• **Task**
Give an exact copy of every line, leaving images out.

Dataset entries
——————————

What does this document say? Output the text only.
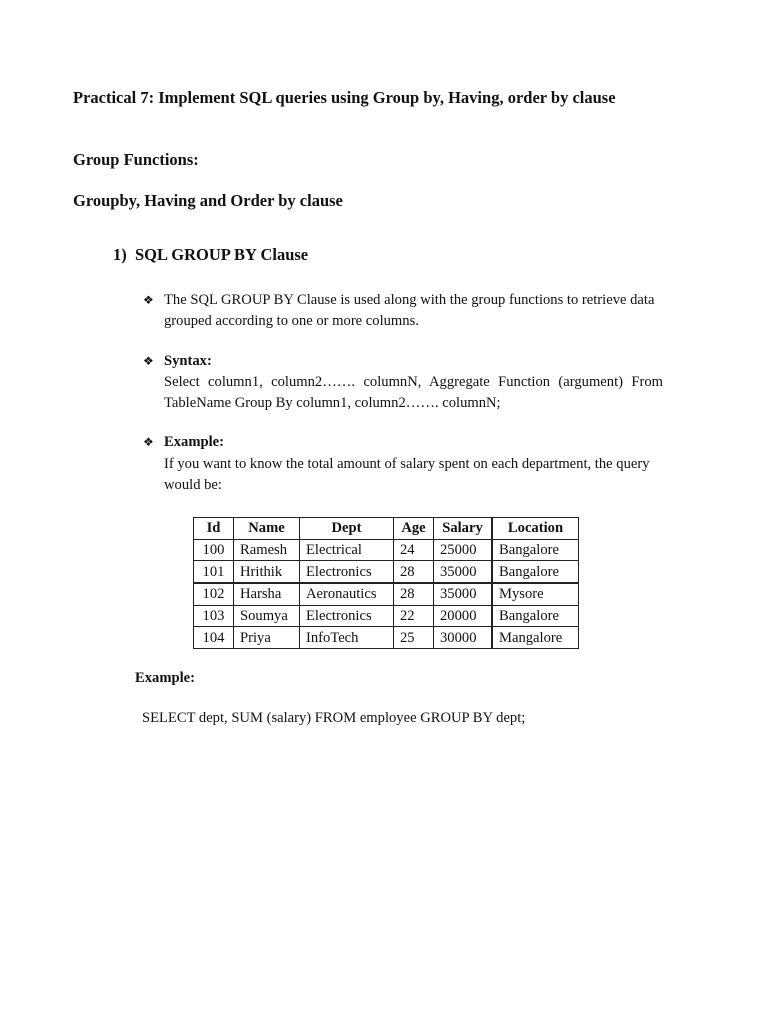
Practical 7: Implement SQL queries using Group by, Having, order by clause
Group Functions:
Groupby, Having and Order by clause
1) SQL GROUP BY Clause
❖ The SQL GROUP BY Clause is used along with the group functions to retrieve data
grouped according to one or more columns.
❖ Syntax:
Select column1, column2……. columnN, Aggregate Function (argument) From
TableName Group By column1, column2……. columnN;
❖ Example:
If you want to know the total amount of salary spent on each department, the query
would be:
Id	Name	Dept	Age	Salary	Location
100	Ramesh	Electrical	24	25000	Bangalore
101	Hrithik	Electronics	28	35000	Bangalore
102	Harsha	Aeronautics	28	35000	Mysore
103	Soumya	Electronics	22	20000	Bangalore
104	Priya	InfoTech	25	30000	Mangalore
Example:
SELECT dept, SUM (salary) FROM employee GROUP BY dept;
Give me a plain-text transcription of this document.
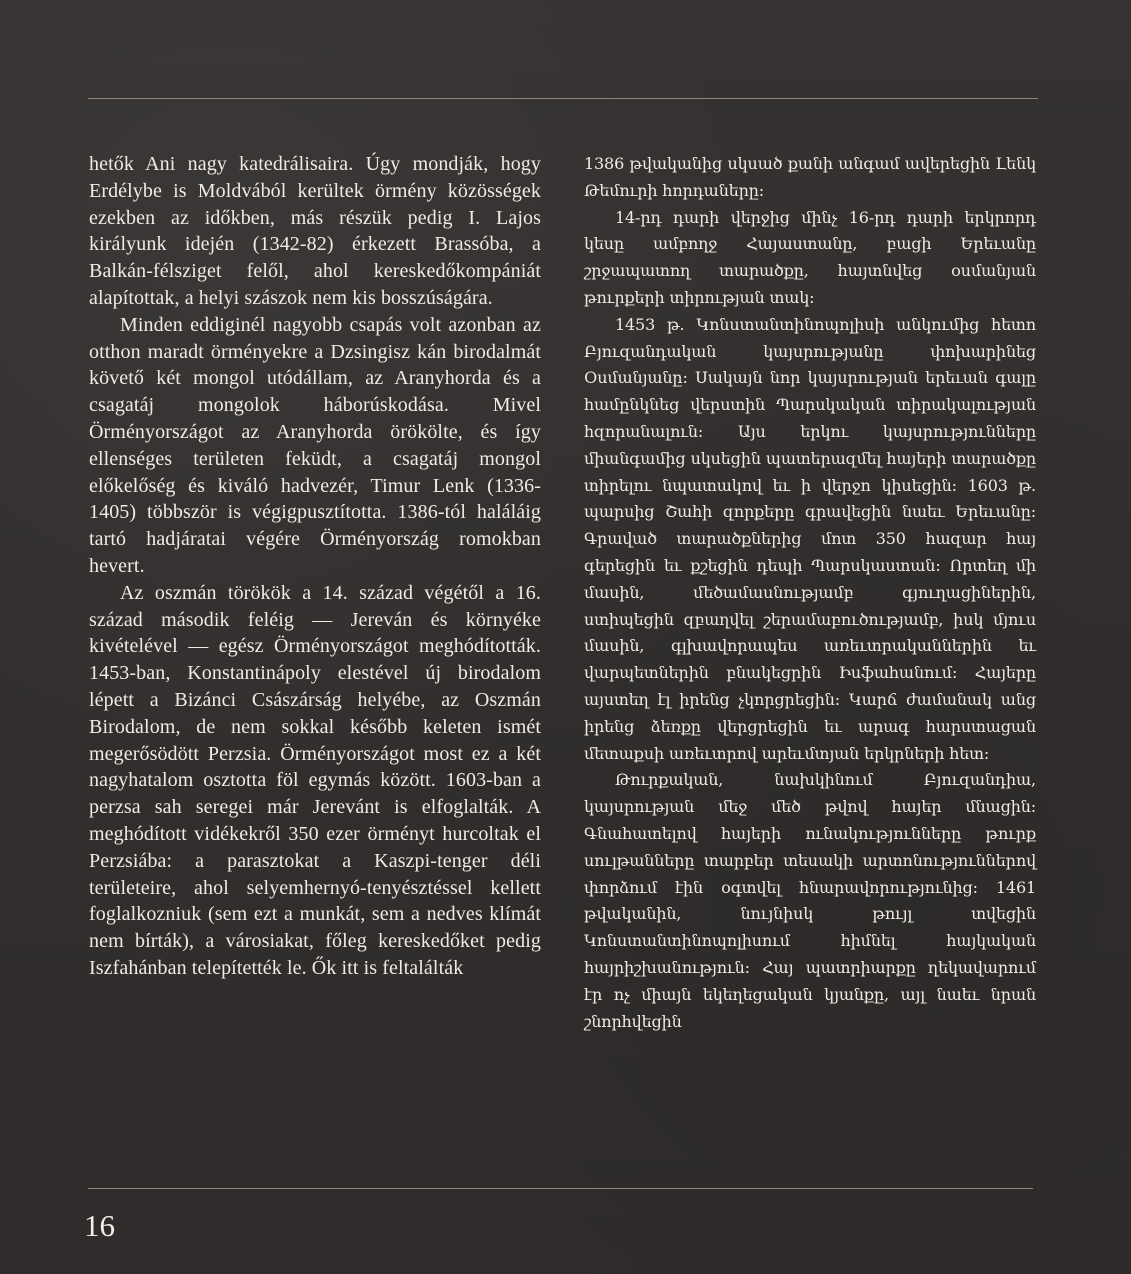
hetők Ani nagy katedrálisaira. Úgy mondják, hogy Erdélybe is Moldvából kerültek örmény közösségek ezekben az időkben, más részük pedig I. Lajos királyunk idején (1342-82) érkezett Brassóba, a Balkán-félsziget felől, ahol kereskedőkompániát alapítottak, a helyi szászok nem kis bosszúságára.

Minden eddiginél nagyobb csapás volt azonban az otthon maradt örményekre a Dzsingisz kán birodalmát követő két mongol utódállam, az Aranyhorda és a csagatáj mongolok háborúskodása. Mivel Örményországot az Aranyhorda örökölte, és így ellenséges területen feküdt, a csagatáj mongol előkelőség és kiváló hadvezér, Timur Lenk (1336-1405) többször is végigpusztította. 1386-tól haláláig tartó hadjáratai végére Örményország romokban hevert.

Az oszmán törökök a 14. század végétől a 16. század második feléig — Jereván és környéke kivételével — egész Örményországot meghódították. 1453-ban, Konstantinápoly elestével új birodalom lépett a Bizánci Császárság helyébe, az Oszmán Birodalom, de nem sokkal később keleten ismét megerősödött Perzsia. Örményországot most ez a két nagyhatalom osztotta föl egymás között. 1603-ban a perzsa sah seregei már Jerevánt is elfoglalták. A meghódított vidékekről 350 ezer örményt hurcoltak el Perzsiába: a parasztokat a Kaszpi-tenger déli területeire, ahol selyemhernyó-tenyésztéssel kellett foglalkozniuk (sem ezt a munkát, sem a nedves klímát nem bírták), a városiakat, főleg kereskedőket pedig Iszfahánban telepítették le. Ők itt is feltalálták

1386 թվականից սկսած քանի անգամ ավերեցին Լենկ Թեմուրի հորդաները:

14-րդ դարի վերջից մինչ 16-րդ դարի երկրորդ կեսը ամբողջ Հայաստանը, բացի Երեւանը շրջապատող տարածքը, հայտնվեց օսմանյան թուրքերի տիրության տակ:

1453 թ. Կոնստանտինոպոլիսի անկումից հետո Բյուզանդական կայսրությանը փոխարինեց Օսմանյանը: Սակայն նոր կայսրության երեւան գալը համընկնեց վերստին Պարսկական տիրակալության հզորանալուն: Այս երկու կայսրությունները միանգամից սկսեցին պատերազմել հայերի տարածքը տիրելու նպատակով եւ ի վերջո կիսեցին: 1603 թ. պարսից Շահի զորքերը գրավեցին նաեւ Երեւանը: Գրաված տարածքներից մոտ 350 հազար հայ գերեցին եւ քշեցին դեպի Պարսկաստան: Որտեղ մի մասին, մեծամասնությամբ գյուղացիներին, ստիպեցին զբաղվել շերամաբուծությամբ, իսկ մյուս մասին, գլխավորապես առեւտրականներին եւ վարպետներին բնակեցրին Իսֆահանում: Հայերը այստեղ էլ իրենց չկորցրեցին: Կարճ ժամանակ անց իրենց ձեռքը վերցրեցին եւ արագ հարստացան մետաքսի առեւտրով արեւմտյան երկրների հետ:

Թուրքական, նախկինում Բյուզանդիա, կայսրության մեջ մեծ թվով հայեր մնացին: Գնահատելով հայերի ունակությունները թուրք սուլթանները տարբեր տեսակի արտոնություններով փորձում էին օգտվել հնարավորությունից: 1461 թվականին, նույնիսկ թույլ տվեցին Կոնստանտինոպոլիսում հիմնել հայկական հայրիշխանություն: Հայ պատրիարքը ղեկավարում էր ոչ միայն եկեղեցական կյանքը, այլ նաեւ նրան շնորհվեցին

16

——————————

• **Answer for the task**
What does this document say? Output the text only.
Practical 7: Implement SQL queries using Group by, Having, order by clause
Group Functions:
Groupby, Having and Order by clause
1) SQL GROUP BY Clause
❖ The SQL GROUP BY Clause is used along with the group functions to retrieve data
grouped according to one or more columns.
❖ Syntax:
Select column1, column2……. columnN, Aggregate Function (argument) From
TableName Group By column1, column2……. columnN;
❖ Example:
If you want to know the total amount of salary spent on each department, the query
would be:
Id	Name	Dept	Age	Salary	Location
100	Ramesh	Electrical	24	25000	Bangalore
101	Hrithik	Electronics	28	35000	Bangalore
102	Harsha	Aeronautics	28	35000	Mysore
103	Soumya	Electronics	22	20000	Bangalore
104	Priya	InfoTech	25	30000	Mangalore
Example:
SELECT dept, SUM (salary) FROM employee GROUP BY dept;
Give me a plain-text transcription of this document.
hetők Ani nagy katedrálisaira. Úgy mondják, hogy Erdélybe is Moldvából kerültek örmény közösségek ezekben az időkben, más részük pedig I. Lajos királyunk idején (1342-82) érkezett Brassóba, a Balkán-félsziget felől, ahol kereskedőkompániát alapítottak, a helyi szászok nem kis bosszúságára.

Minden eddiginél nagyobb csapás volt azonban az otthon maradt örményekre a Dzsingisz kán birodalmát követő két mongol utódállam, az Aranyhorda és a csagatáj mongolok háborúskodása. Mivel Örményországot az Aranyhorda örökölte, és így ellenséges területen feküdt, a csagatáj mongol előkelőség és kiváló hadvezér, Timur Lenk (1336-1405) többször is végigpusztította. 1386-tól haláláig tartó hadjáratai végére Örményország romokban hevert.

Az oszmán törökök a 14. század végétől a 16. század második feléig — Jereván és környéke kivételével — egész Örményországot meghódították. 1453-ban, Konstantinápoly elestével új birodalom lépett a Bizánci Császárság helyébe, az Oszmán Birodalom, de nem sokkal később keleten ismét megerősödött Perzsia. Örményországot most ez a két nagyhatalom osztotta föl egymás között. 1603-ban a perzsa sah seregei már Jerevánt is elfoglalták. A meghódított vidékekről 350 ezer örményt hurcoltak el Perzsiába: a parasztokat a Kaszpi-tenger déli területeire, ahol selyemhernyó-tenyésztéssel kellett foglalkozniuk (sem ezt a munkát, sem a nedves klímát nem bírták), a városiakat, főleg kereskedőket pedig Iszfahánban telepítették le. Ők itt is feltalálták

1386 թվականից սկսած քանի անգամ ավերեցին Լենկ Թեմուրի հորդաները:

14-րդ դարի վերջից մինչ 16-րդ դարի երկրորդ կեսը ամբողջ Հայաստանը, բացի Երեւանը շրջապատող տարածքը, հայտնվեց օսմանյան թուրքերի տիրության տակ:

1453 թ. Կոնստանտինոպոլիսի անկումից հետո Բյուզանդական կայսրությանը փոխարինեց Օսմանյանը: Սակայն նոր կայսրության երեւան գալը համընկնեց վերստին Պարսկական տիրակալության հզորանալուն: Այս երկու կայսրությունները միանգամից սկսեցին պատերազմել հայերի տարածքը տիրելու նպատակով եւ ի վերջո կիսեցին: 1603 թ. պարսից Շահի զորքերը գրավեցին նաեւ Երեւանը: Գրաված տարածքներից մոտ 350 հազար հայ գերեցին եւ քշեցին դեպի Պարսկաստան: Որտեղ մի մասին, մեծամասնությամբ գյուղացիներին, ստիպեցին զբաղվել շերամաբուծությամբ, իսկ մյուս մասին, գլխավորապես առեւտրականներին եւ վարպետներին բնակեցրին Իսֆահանում: Հայերը այստեղ էլ իրենց չկորցրեցին: Կարճ ժամանակ անց իրենց ձեռքը վերցրեցին եւ արագ հարստացան մետաքսի առեւտրով արեւմտյան երկրների հետ:

Թուրքական, նախկինում Բյուզանդիա, կայսրության մեջ մեծ թվով հայեր մնացին: Գնահատելով հայերի ունակությունները թուրք սուլթանները տարբեր տեսակի արտոնություններով փորձում էին օգտվել հնարավորությունից: 1461 թվականին, նույնիսկ թույլ տվեցին Կոնստանտինոպոլիսում հիմնել հայկական հայրիշխանություն: Հայ պատրիարքը ղեկավարում էր ոչ միայն եկեղեցական կյանքը, այլ նաեւ նրան շնորհվեցին

16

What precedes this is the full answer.